(Extracted records)

►

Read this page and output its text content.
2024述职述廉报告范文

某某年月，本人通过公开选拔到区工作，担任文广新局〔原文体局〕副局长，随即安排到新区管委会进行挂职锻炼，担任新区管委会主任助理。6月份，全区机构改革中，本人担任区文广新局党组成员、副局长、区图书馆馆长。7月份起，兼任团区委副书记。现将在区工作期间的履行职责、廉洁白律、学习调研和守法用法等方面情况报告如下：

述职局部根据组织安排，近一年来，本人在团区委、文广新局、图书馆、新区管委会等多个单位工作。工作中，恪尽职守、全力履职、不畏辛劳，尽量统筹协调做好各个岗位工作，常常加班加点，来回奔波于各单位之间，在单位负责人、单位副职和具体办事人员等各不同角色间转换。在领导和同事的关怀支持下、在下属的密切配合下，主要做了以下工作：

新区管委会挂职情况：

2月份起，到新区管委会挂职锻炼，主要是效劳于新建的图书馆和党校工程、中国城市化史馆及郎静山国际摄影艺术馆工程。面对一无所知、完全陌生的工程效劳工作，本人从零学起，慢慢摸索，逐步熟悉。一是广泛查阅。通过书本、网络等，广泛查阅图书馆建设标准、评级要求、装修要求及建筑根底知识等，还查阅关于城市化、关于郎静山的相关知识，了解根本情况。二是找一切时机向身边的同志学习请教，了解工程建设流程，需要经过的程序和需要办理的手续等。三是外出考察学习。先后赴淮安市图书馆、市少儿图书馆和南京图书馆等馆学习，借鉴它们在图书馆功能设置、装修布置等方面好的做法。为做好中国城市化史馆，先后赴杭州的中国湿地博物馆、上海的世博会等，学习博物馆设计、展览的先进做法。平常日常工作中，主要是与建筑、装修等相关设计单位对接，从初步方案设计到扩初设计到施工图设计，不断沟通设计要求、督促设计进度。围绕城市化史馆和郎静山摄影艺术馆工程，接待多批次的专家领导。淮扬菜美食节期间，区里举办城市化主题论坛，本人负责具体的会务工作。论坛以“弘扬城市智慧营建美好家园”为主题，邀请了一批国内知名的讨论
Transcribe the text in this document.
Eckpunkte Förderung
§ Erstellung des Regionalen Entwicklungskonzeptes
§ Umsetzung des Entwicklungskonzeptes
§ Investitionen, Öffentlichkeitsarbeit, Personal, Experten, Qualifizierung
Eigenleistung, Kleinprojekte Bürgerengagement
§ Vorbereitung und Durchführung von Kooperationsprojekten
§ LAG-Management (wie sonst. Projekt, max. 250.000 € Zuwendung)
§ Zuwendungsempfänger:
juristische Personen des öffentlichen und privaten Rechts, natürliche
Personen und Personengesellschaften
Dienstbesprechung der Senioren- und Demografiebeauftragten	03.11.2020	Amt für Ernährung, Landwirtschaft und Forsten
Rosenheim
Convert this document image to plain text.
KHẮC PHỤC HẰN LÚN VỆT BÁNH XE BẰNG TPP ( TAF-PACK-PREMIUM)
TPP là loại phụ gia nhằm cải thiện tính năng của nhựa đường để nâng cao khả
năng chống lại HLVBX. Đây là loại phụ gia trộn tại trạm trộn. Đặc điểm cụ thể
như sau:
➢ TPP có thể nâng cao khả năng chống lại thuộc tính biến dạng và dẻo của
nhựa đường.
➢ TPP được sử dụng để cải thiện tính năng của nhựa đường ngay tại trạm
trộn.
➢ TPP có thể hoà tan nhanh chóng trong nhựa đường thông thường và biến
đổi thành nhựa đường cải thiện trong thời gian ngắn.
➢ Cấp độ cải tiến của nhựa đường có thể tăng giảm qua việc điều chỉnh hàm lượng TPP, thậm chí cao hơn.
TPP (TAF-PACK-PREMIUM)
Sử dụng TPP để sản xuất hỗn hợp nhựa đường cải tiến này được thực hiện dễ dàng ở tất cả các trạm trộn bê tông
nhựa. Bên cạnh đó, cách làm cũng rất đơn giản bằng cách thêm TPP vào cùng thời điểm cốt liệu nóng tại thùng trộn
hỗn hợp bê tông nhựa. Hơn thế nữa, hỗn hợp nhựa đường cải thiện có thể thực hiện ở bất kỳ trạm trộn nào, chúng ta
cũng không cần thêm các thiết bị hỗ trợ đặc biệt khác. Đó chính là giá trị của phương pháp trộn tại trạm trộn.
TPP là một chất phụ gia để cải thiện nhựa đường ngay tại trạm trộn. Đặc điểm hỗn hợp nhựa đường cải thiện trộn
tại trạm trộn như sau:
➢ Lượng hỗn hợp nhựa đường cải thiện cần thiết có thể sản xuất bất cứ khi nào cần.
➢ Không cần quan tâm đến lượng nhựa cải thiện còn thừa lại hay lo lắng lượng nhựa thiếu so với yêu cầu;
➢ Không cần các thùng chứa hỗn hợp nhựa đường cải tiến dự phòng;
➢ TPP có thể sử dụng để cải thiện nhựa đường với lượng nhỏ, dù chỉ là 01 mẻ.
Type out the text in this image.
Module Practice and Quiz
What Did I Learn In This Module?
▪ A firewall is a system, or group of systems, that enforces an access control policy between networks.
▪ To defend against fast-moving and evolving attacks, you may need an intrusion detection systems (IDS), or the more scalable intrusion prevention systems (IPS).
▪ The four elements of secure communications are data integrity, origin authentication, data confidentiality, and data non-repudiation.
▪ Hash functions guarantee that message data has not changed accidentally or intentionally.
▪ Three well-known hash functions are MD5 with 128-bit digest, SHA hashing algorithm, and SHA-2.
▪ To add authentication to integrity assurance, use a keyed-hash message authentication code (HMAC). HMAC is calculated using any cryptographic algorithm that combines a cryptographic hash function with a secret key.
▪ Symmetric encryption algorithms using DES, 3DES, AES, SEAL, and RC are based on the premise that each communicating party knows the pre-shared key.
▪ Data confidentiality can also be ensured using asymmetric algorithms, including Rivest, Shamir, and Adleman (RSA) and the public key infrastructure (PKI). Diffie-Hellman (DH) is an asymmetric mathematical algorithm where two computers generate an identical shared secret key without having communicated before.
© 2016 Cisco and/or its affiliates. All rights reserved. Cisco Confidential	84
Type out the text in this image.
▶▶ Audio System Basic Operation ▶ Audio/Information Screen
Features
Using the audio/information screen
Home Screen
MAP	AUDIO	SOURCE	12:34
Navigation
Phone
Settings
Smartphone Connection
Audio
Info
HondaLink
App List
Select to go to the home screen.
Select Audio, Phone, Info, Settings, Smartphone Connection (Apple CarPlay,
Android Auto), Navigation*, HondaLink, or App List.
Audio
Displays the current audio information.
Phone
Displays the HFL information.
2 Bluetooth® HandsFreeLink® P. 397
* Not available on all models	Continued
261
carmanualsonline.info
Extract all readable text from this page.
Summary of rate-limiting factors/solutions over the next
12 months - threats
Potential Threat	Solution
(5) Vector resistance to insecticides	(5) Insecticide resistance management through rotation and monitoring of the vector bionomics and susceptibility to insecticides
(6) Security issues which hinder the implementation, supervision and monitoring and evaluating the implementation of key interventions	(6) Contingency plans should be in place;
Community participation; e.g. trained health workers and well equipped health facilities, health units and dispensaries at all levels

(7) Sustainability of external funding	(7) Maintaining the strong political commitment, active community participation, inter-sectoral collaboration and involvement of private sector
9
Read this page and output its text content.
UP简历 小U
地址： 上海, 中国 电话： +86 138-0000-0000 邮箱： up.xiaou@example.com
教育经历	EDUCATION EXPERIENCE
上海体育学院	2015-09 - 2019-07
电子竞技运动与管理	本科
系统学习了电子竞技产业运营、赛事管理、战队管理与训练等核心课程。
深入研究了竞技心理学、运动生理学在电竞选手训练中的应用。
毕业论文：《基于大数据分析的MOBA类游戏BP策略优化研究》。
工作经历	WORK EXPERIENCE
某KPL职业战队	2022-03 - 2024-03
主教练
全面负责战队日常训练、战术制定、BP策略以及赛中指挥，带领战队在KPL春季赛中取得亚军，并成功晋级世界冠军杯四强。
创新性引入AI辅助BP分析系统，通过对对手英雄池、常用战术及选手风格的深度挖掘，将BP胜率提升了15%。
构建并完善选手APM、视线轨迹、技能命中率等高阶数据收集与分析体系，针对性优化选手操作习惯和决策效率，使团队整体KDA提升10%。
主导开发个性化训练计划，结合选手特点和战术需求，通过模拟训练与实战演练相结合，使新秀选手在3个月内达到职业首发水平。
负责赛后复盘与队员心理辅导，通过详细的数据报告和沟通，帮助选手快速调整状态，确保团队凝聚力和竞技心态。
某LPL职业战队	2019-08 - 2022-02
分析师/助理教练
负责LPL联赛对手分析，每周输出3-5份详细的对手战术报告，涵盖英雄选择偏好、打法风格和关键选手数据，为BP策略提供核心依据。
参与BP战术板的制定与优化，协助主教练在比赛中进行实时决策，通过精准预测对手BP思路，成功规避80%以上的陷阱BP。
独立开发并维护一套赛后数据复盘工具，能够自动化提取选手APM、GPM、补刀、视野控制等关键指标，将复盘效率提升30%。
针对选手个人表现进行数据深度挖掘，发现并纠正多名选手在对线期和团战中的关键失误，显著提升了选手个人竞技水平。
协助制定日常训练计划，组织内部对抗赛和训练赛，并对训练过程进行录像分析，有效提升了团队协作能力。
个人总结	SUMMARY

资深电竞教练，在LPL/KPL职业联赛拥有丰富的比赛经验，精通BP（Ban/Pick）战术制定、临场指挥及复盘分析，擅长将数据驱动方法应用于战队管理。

◄

#### [What is required]
Which lines contain "document"? Copy each of them.

#### [Exercise response]
Transcribe the text in this document.
Convert this document image to plain text.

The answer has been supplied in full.